> [Görev Yönergeleri]
• 1. Korozyon metnine göre aşağıdaki ifadelerin her biri için evet ya da hayır deyiniz ve kararınızı belirleyen sözleri metinden birebir alıntılayınız.
(a) Korozyon nedeniyle hasar görmüş betonarme yapı elemanları için etkin bir tamir yöntemi vardır.
(b) Bodrum katlar gibi havasız mekânların havalandırılması sağlanmalıdır.
(c) Su yalıtım uygulaması, donatılar pastan arındırılmadan önce yapılır.
• 2. Korozyon metnine dayanarak aşağıdaki soruları yanıtlayınız.
(a) Pas payı hangi mesafeyi korur?
(b) İstenmeyen parçacıklar neyle temizlenir?
(c) Korozyon kontrol harcı hangi esaslı olabilir?
• 3. Korozyon metnini son cümlesinden sonra kaldığı yerden sürdürünüz.

> [Metin Bloğu]
====
Tekniğine ve standartlara uygun beton ve donatı kullanılmalı ve betonarme yapı elemanlarının dış kısmı ile donatı arasındaki mesafeyi koruyan pas payı, teknik mevzuata uygun biçimde kullanılmalıdır.
Korozyona sebep olabilecek çatı yapı elemanları, yağmur suyu olukları, dereleri, iniş boruları gözden geçirilmeli ve gerekirse onarılmalı, su ve atık su tesisatlarının, taşıyıcı sisteme zarar vermesinin önüne geçilmelidir. Bodrum katlar başta olmak üzere havasız mekânların havalandırılması sağlanmalıdır.
Korozyon nedeniyle hasar görmüş olan betonarme yapı elemanının etkin bir tamir yöntemi bulunmamakla beraber, kabul edilebilir derecede hasarlı yapılarda onarımlar gerçekleştirilmekte, böylelikle hasarın büyümesinin önüne geçilebilmektedir.
Donatı Korozyonu Tamiratı
Öncelikle tadilata, hasar bölgesi ve çelik donatı temizlenmek suretiyle korozyon katmanının kaldırılmasıyla başlanır. Basınçlı havayla istenmeyen parçacıklar temizlenir. Korozyon görülen alanlarda uygulama öncesinde demir donatılar tam olarak pastan arındırılmalı çelik yüzeyler gerekli yapı kimyasalıyla astarlanıp uygun bir (çimento veya epoksi esaslı) korozyon kontrol harcı ile kaplanmalıdır. Bu işlemlerin ardından su yalıtım uygulaması yapılmalıdır.
====
> [Çıkarılan Bilgiler]
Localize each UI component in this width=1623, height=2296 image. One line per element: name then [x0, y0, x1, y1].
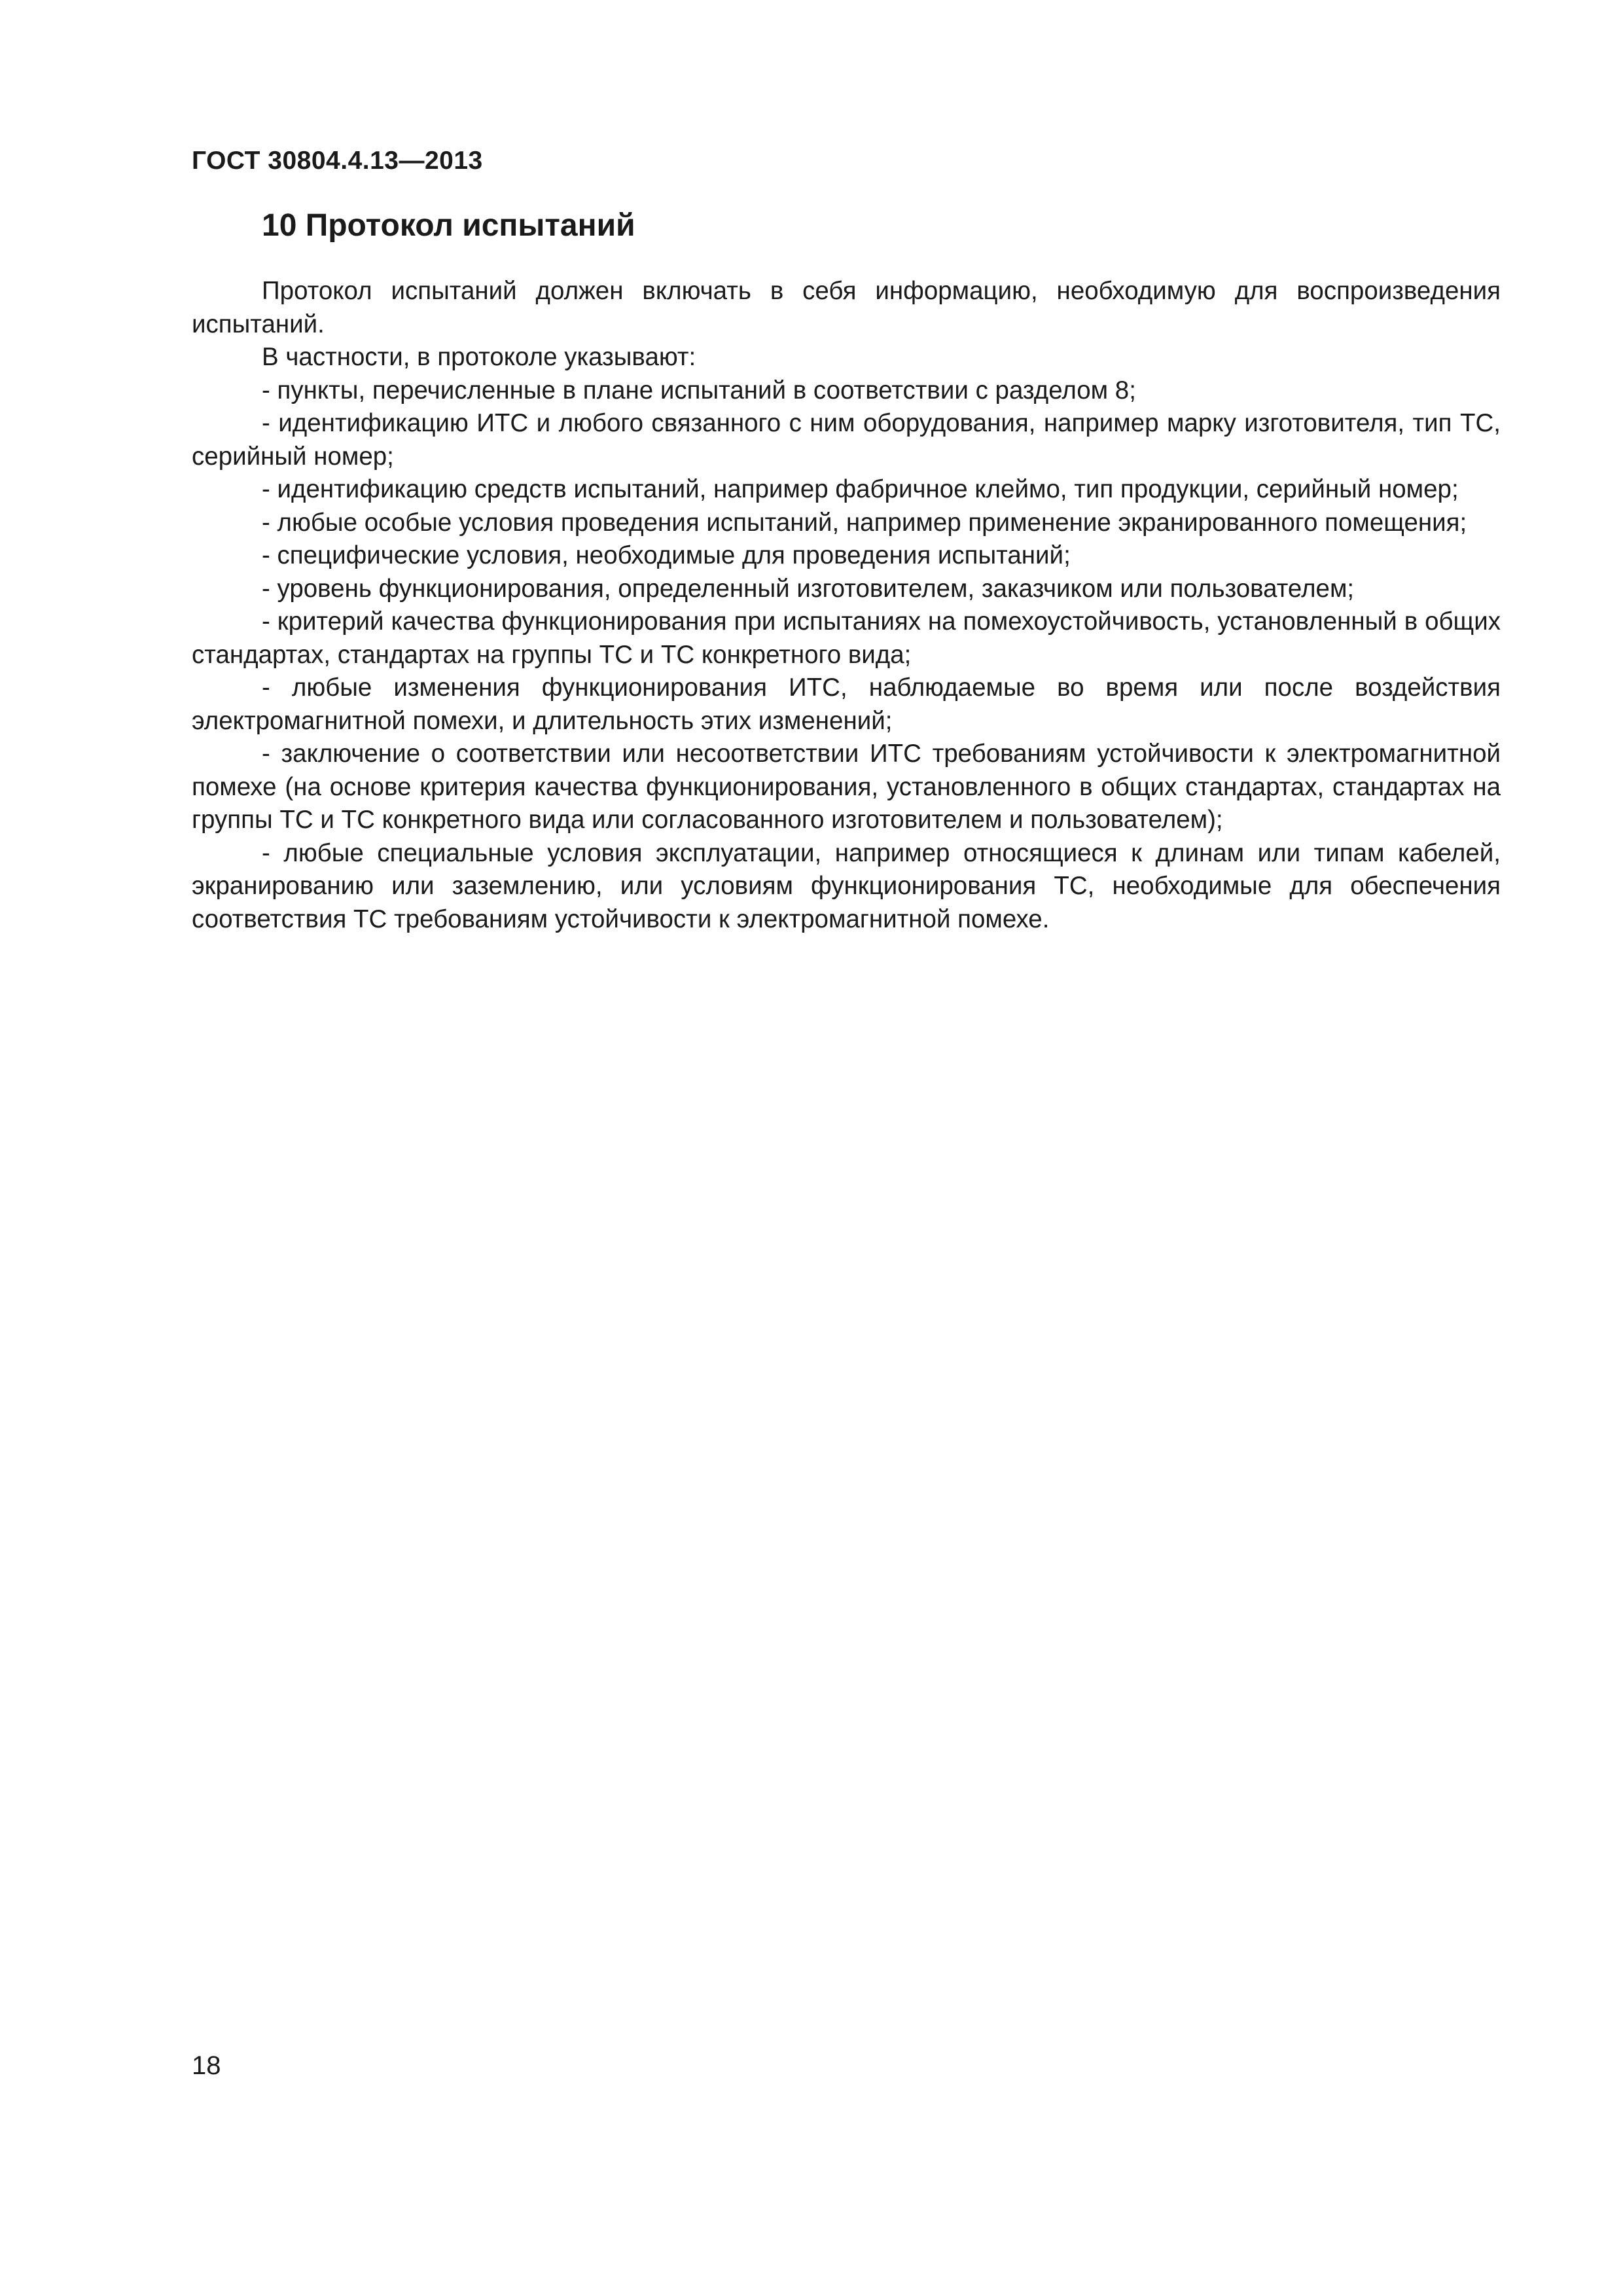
page-number: 18: [192, 2051, 221, 2080]
list-item: - идентификацию ИТС и любого связанного с ним оборудования, например марку изготовителя, тип ТС, серийный номер;: [192, 409, 1501, 471]
paragraph-list-intro: В частности, в протоколе указывают:: [262, 343, 696, 371]
list-item: - критерий качества функционирования при испытаниях на помехоустойчивость, установленный в общих стандартах, стандартах на группы ТС и ТС конкретного вида;: [192, 607, 1501, 669]
list-item: - любые особые условия проведения испытаний, например применение экранированного помещения;: [262, 508, 1467, 537]
section-body: [192, 275, 1501, 936]
list-item: - любые специальные условия эксплуатации, например относящиеся к длинам или типам кабелей, экранированию или заземлению, или условиям функционирования ТС, необходимые для обеспечения соответствия ТС требованиям устойчивости к электромагнитной помехе.: [192, 838, 1501, 933]
list-item: - любые изменения функционирования ИТС, наблюдаемые во время или после воздействия электромагнитной помехи, и длительность этих изменений;: [192, 673, 1501, 735]
list-item: - заключение о соответствии или несоответствии ИТС требованиям устойчивости к электромагнитной помехе (на основе критерия качества функционирования, установленного в общих стандартах, стандартах на группы ТС и ТС конкретного вида или согласованного изготовителем и пользователем);: [192, 740, 1501, 834]
paragraph-intro: Протокол испытаний должен включать в себя информацию, необходимую для воспроизведения испытаний.: [192, 277, 1501, 338]
list-item: - уровень функционирования, определенный изготовителем, заказчиком или пользователем;: [262, 574, 1355, 603]
list-item: - идентификацию средств испытаний, например фабричное клеймо, тип продукции, серийный номер;: [262, 475, 1459, 503]
section-title: 10 Протокол испытаний: [262, 208, 635, 243]
list-item: - специфические условия, необходимые для проведения испытаний;: [262, 541, 1071, 569]
document-code: ГОСТ 30804.4.13—2013: [192, 147, 483, 175]
list-item: - пункты, перечисленные в плане испытаний в соответствии с разделом 8;: [262, 376, 1136, 404]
====
> [Sıralı Yanıtlar]
• 1.
(a) Hayır: "etkin bir tamir yöntemi bulunmamakla beraber"
(b) Evet: "Bodrum katlar başta olmak üzere havasız mekânların havalandırılması sağlanmalıdır."
(c) Hayır: "Bu işlemlerin ardından su yalıtım uygulaması yapılmalıdır."

• 2.
(a) Betonarme yapı elemanlarının dış kısmı ile donatı arasındaki mesafeyi korur.
(b) Basınçlı havayla temizlenir.
(c) Çimento veya epoksi esaslı olabilir.

• 3.
3- Uygun malzeme ile korozyon önlenir mi?
Korozyona karşı korumanın bir diğer adımı, uygun standartta beton kullanımı ile tuzlar ve diğer kimyasal maddelerin donatıya ulaşmasının önüne geçmektir. Standartlar ve mevzuata uygun, inşaat çeliği dış cephelerde geçirgen olmayan, kaliteli ve doğru dış cephe kaplama malzemesi kullanılması, korozyon direnci ve geçirimsizlik sağlayan yapı kimyasalları ve diğer su yalıtım malzemeleri ile uygulama yapılması ile korozyon gerçekleşmesi imkânsız hale gelecektir.
Korozyon, inşaat malzemelerinde önemli bir sorun ortaya çıkarır. Özellikle çelik, beton ve alüminyum gibi yapı malzemeleri korozyona maruz kaldıklarında dayanıklılıkları ve ömürleri azalır. Günümüzde kullanılan yapı kimyasalları yapıların korozyona karşı dayanıklılığını artırmak amacıyla çeşitli yenilikçi çözümler sunmaktadır.
Korozyona karşı dayanıklılığı artırmak için doğru su yalıtım malzeme seçimi nasıl yapılmalıdır?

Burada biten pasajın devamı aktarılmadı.